EXTRACTED MATERIAL
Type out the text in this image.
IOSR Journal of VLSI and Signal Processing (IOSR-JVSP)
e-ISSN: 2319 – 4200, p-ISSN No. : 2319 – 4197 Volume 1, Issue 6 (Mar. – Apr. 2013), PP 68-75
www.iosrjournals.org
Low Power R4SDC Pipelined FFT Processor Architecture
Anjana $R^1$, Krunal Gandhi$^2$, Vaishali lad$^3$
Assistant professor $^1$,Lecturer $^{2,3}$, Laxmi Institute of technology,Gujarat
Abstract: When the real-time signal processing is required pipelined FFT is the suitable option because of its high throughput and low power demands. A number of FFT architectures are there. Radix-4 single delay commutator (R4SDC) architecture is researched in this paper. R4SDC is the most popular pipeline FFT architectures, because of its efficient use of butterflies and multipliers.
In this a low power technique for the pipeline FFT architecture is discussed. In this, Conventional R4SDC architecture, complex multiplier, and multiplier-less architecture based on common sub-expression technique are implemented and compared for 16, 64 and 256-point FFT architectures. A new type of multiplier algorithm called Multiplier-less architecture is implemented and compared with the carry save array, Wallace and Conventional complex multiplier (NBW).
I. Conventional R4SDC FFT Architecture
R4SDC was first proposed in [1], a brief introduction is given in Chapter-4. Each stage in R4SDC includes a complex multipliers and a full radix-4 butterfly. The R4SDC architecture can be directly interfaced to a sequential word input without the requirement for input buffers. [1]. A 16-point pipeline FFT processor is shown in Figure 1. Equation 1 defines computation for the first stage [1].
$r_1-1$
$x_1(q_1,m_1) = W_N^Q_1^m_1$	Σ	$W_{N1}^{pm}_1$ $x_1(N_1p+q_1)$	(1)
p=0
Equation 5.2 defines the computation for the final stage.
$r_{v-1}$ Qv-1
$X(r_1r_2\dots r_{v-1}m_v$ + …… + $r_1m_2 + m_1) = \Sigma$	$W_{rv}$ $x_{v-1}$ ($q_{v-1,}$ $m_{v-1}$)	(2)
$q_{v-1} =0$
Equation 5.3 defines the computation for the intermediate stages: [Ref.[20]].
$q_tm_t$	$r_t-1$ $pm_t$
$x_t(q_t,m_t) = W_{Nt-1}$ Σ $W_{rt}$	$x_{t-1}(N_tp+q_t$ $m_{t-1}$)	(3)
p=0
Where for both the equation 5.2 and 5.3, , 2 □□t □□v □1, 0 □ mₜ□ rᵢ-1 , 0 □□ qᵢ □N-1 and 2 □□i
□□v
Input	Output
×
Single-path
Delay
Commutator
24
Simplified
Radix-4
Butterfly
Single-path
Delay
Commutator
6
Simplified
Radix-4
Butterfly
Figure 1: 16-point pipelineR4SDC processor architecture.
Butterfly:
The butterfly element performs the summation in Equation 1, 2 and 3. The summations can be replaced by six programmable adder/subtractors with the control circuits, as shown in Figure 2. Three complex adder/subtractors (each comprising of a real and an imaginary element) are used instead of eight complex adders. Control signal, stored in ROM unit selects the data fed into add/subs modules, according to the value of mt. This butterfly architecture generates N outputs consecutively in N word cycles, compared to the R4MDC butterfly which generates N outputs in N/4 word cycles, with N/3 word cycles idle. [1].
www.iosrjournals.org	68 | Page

WHAT THIS TASK INVOLVES
Reproduce the complete data exactly as presented above.

EXERCISE RESULT
Type out the text in this image.
IOSR Journal of VLSI and Signal Processing (IOSR-JVSP)
e-ISSN: 2319 – 4200, p-ISSN No. : 2319 – 4197 Volume 1, Issue 6 (Mar. – Apr. 2013), PP 68-75
www.iosrjournals.org
Low Power R4SDC Pipelined FFT Processor Architecture
Anjana $R^1$, Krunal Gandhi$^2$, Vaishali lad$^3$
Assistant professor $^1$,Lecturer $^{2,3}$, Laxmi Institute of technology,Gujarat
Abstract: When the real-time signal processing is required pipelined FFT is the suitable option because of its high throughput and low power demands. A number of FFT architectures are there. Radix-4 single delay commutator (R4SDC) architecture is researched in this paper. R4SDC is the most popular pipeline FFT architectures, because of its efficient use of butterflies and multipliers.
In this a low power technique for the pipeline FFT architecture is discussed. In this, Conventional R4SDC architecture, complex multiplier, and multiplier-less architecture based on common sub-expression technique are implemented and compared for 16, 64 and 256-point FFT architectures. A new type of multiplier algorithm called Multiplier-less architecture is implemented and compared with the carry save array, Wallace and Conventional complex multiplier (NBW).
I. Conventional R4SDC FFT Architecture
R4SDC was first proposed in [1], a brief introduction is given in Chapter-4. Each stage in R4SDC includes a complex multipliers and a full radix-4 butterfly. The R4SDC architecture can be directly interfaced to a sequential word input without the requirement for input buffers. [1]. A 16-point pipeline FFT processor is shown in Figure 1. Equation 1 defines computation for the first stage [1].
$r_1-1$
$x_1(q_1,m_1) = W_N^Q_1^m_1$	Σ	$W_{N1}^{pm}_1$ $x_1(N_1p+q_1)$	(1)
p=0
Equation 5.2 defines the computation for the final stage.
$r_{v-1}$ Qv-1
$X(r_1r_2\dots r_{v-1}m_v$ + …… + $r_1m_2 + m_1) = \Sigma$	$W_{rv}$ $x_{v-1}$ ($q_{v-1,}$ $m_{v-1}$)	(2)
$q_{v-1} =0$
Equation 5.3 defines the computation for the intermediate stages: [Ref.[20]].
$q_tm_t$	$r_t-1$ $pm_t$
$x_t(q_t,m_t) = W_{Nt-1}$ Σ $W_{rt}$	$x_{t-1}(N_tp+q_t$ $m_{t-1}$)	(3)
p=0
Where for both the equation 5.2 and 5.3, , 2 □□t □□v □1, 0 □ mₜ□ rᵢ-1 , 0 □□ qᵢ □N-1 and 2 □□i
□□v
Input	Output
×
Single-path
Delay
Commutator
24
Simplified
Radix-4
Butterfly
Single-path
Delay
Commutator
6
Simplified
Radix-4
Butterfly
Figure 1: 16-point pipelineR4SDC processor architecture.
Butterfly:
The butterfly element performs the summation in Equation 1, 2 and 3. The summations can be replaced by six programmable adder/subtractors with the control circuits, as shown in Figure 2. Three complex adder/subtractors (each comprising of a real and an imaginary element) are used instead of eight complex adders. Control signal, stored in ROM unit selects the data fed into add/subs modules, according to the value of mt. This butterfly architecture generates N outputs consecutively in N word cycles, compared to the R4MDC butterfly which generates N outputs in N/4 word cycles, with N/3 word cycles idle. [1].
www.iosrjournals.org	68 | Page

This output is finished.